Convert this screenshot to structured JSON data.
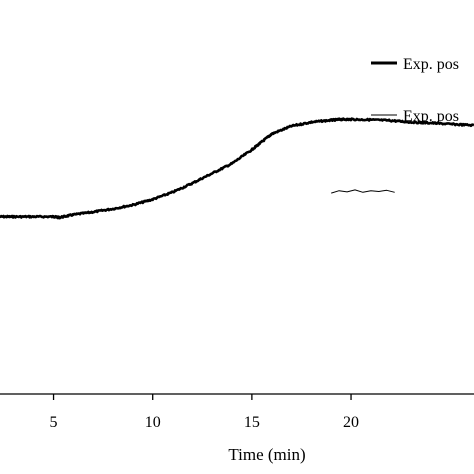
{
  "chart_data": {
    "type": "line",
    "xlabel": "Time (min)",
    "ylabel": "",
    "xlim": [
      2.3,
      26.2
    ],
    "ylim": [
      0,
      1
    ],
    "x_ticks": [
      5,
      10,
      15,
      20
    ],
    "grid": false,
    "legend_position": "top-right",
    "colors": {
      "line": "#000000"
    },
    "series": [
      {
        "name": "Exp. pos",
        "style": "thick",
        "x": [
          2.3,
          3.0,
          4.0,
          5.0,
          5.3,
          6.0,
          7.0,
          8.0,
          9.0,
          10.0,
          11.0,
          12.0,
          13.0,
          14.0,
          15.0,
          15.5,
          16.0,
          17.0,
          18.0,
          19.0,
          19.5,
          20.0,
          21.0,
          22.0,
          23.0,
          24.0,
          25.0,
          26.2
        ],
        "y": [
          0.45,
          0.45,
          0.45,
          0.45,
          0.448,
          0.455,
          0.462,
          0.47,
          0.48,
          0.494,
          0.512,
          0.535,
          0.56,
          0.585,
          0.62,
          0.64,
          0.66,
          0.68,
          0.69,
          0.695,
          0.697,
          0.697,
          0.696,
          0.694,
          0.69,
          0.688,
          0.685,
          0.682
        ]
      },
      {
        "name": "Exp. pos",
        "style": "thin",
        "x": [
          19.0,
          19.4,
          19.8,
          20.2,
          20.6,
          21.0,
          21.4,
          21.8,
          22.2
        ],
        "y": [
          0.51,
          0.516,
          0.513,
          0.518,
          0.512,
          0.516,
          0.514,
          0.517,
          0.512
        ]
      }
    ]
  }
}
▬▬▬▬▬▬▬▬▬▬
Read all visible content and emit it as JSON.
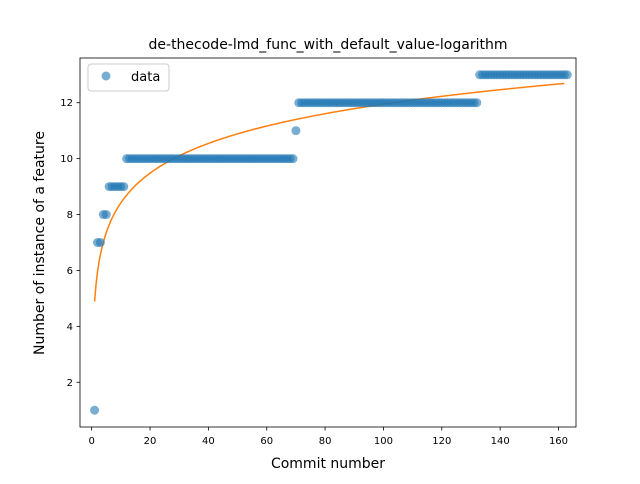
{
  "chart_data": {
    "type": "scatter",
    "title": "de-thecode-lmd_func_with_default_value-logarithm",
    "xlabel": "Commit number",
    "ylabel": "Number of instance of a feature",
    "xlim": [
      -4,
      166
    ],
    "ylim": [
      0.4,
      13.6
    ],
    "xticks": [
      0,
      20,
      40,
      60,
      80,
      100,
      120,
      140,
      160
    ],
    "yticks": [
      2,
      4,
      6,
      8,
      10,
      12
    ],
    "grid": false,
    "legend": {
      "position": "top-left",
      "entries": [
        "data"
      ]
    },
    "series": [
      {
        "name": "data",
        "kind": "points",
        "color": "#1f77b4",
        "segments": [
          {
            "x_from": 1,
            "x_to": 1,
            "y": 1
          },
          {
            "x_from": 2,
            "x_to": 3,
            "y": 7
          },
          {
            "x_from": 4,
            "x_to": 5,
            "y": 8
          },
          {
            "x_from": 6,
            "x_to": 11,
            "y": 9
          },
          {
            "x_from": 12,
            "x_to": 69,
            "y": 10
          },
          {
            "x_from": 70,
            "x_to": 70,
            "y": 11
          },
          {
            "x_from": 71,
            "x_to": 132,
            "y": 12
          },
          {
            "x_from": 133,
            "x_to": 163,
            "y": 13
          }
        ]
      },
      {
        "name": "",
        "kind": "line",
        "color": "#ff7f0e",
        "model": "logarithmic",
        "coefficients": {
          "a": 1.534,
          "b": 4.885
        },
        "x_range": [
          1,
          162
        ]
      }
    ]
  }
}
▬▬▬▬▬▬▬▬▬▬
§ REQUIREMENTS
In the listing, find each line with the string "xlabel" and copy it.

§ CORRECT OUTPUT
    "xlabel": "Time (min)",
    "xlabel": "Commit number",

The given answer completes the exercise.